ТЕКСТ:
------------------------------------------------------------------------
Казахстан празднует 175-летие АБАЯ, наставника-просветителя своего народа и гения родной словесности. Абай Кунабаев, потомок старинного аристократического рода, родившийся в Чингизских горах, смог получить и мусульманское и русское образование. В биографической справке сказано: "На формирование его мировоззрения, с одной стороны, оказали влияние величайшие восточные мыслители и поэты (Фирдоуси, Алишер Навои, Низами, Физули, Ибн Сина), а с другой - русские классики. Через посредство русской литературы он познакомился и с литературой западной Европы. Абай нашел своё призвание в том, чтобы познакомить свой народ с достижениями западной культуры. Он выступал как переводчик и популяризатор западной литературы. Среди его переводов: стихи Лермонтова, басни Крылова, поэма Пушкина «Евгений Онегин», стихи Гёте и Байрона"... К сему можно добавить, что письмо Татьяны к Онегину в своеобразном переложении Абая еще в девятнадцатом веке стало любимой песней казахов.
К юбилею выходит (очевидно, уже вышла!) и книга русских переводов, преимущественно новых. Я принял посильное участие в этом деле . Ощутив мощь этой величественной дидактики и охваченный всегда волновавшим меня веянием степного ветра, я перевел десятки стихотворений Абая и несколько доселе не переводившихся поэм. И, да, в целом ряде случаев пришлось делать новые переводы. Я, правда, не стал касаться того, что некогда делали Аркадий Штейнберг, чью блестящую работу я высоко ценю, и Семен Липкин, у которого бывали свои удачи и которому я премногим обязан. Этих двух мастеров, еще, увы, неооцененных в качестве крупных оригинальных поэтов, я близко знал. Кроме того я не трогал явных удач Всеволода Рождественского и Юрия Кузнецова, уважая уменье первого и в высшей степени присущую второму способность вносить в чужие слова дыхание поэзии. Однако в случае Вс. Рождественского меня удручали явно сознательные отклонения от подлинника. Этот переводчик был пуглив (да, ведь, впрочем,и было чего бояться этому младо-акмеисту!). И, встретившись с упоминаниями Аллаха и Его Пророка, всякий раз уводил течение в сторону. Тут, пользуясь нынешними свободами, стоило переводить заново... Что касается сделанного другими переводчиками, то их работа искренне кажется мне недостаточно профессиональной. И тут совесть моя была чиста. Говорю это без всякой спеси, ибо считаю, что моя собственная лучшая пора в ипостаси прелагателя иноязычной поэзии прошла, и главное уже давно позади. Могу теперь без стеснения продолжать собственную позднюю лирику... Вообще же истина проста, и она выражена в словах Николая Заболоцкого, великого поэта и великого переводчика поэзии: "Успех перевода не может быть столь долговечен, как успех подлинника"
------------------------------------------------------------------------
ЗАДАНИЕ: Где, согласно тексту об Абае, родился Абай Кунабаев?

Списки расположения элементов
------------------------------------------------------------------------
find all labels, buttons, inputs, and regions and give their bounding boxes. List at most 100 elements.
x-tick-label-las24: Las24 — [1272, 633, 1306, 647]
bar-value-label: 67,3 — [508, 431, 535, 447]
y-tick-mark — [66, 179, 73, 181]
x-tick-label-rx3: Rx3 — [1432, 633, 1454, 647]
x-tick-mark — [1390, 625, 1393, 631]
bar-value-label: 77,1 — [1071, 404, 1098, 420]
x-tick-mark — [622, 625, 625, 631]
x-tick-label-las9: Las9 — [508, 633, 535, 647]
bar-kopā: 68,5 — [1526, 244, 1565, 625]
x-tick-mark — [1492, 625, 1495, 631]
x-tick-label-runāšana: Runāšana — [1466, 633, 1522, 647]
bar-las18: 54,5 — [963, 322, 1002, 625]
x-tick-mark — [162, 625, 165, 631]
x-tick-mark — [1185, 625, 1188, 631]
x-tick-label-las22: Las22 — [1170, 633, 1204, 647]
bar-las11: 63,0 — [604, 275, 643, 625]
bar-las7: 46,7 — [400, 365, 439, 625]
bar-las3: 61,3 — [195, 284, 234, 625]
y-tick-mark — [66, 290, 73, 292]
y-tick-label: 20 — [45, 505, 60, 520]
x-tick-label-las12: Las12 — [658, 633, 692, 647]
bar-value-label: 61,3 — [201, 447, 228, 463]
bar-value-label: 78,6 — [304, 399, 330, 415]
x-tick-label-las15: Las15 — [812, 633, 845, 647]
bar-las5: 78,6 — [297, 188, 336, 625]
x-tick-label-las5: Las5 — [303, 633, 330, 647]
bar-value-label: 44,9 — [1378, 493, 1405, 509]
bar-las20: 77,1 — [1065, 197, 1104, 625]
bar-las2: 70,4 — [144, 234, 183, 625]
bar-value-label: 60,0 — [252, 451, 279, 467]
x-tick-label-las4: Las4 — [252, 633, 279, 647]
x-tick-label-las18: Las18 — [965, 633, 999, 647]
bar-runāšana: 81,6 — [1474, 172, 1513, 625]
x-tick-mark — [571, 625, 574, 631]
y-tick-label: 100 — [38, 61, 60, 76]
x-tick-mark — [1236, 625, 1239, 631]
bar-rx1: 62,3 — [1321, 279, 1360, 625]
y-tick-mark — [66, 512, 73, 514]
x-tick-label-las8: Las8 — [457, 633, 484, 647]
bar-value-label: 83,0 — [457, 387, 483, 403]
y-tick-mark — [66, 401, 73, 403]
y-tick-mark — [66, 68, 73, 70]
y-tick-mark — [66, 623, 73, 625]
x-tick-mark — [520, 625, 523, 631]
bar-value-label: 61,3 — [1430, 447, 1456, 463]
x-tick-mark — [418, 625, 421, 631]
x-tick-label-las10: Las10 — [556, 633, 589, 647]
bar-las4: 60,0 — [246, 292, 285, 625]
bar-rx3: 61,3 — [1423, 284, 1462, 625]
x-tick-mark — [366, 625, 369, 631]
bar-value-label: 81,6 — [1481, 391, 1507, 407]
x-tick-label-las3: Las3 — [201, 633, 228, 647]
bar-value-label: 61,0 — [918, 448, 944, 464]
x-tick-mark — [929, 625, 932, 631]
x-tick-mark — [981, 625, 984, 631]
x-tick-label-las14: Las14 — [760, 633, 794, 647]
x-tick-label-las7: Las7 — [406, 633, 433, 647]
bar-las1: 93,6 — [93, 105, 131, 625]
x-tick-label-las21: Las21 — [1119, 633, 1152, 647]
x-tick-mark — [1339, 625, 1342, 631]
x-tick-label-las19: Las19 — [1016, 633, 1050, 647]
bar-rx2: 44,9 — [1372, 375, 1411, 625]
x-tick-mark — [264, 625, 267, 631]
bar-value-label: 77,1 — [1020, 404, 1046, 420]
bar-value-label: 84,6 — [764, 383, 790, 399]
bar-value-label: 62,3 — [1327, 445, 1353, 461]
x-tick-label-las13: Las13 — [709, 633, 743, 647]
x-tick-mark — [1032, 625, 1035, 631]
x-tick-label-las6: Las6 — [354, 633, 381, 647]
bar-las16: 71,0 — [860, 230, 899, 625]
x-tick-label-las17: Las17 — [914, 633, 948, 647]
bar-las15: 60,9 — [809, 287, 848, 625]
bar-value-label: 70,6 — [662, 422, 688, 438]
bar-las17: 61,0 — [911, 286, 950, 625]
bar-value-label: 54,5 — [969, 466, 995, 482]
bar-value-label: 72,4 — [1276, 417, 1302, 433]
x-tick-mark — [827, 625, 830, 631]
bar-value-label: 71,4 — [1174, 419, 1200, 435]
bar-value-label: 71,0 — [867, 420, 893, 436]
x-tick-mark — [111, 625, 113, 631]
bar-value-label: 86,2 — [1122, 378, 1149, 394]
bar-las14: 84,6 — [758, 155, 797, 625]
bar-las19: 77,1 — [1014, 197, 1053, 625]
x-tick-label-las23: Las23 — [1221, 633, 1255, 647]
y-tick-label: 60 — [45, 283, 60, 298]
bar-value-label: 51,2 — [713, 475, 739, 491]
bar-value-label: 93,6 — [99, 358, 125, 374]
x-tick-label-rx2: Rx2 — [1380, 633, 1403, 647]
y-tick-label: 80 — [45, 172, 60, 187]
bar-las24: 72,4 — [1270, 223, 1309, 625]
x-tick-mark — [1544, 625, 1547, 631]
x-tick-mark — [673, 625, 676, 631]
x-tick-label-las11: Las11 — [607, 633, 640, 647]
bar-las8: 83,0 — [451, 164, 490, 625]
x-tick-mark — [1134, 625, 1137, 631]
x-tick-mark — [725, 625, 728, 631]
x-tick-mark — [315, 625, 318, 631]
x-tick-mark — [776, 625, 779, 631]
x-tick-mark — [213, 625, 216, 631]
------------------------------------------------------------------------
ОТВЕТ: В Чингизских горах.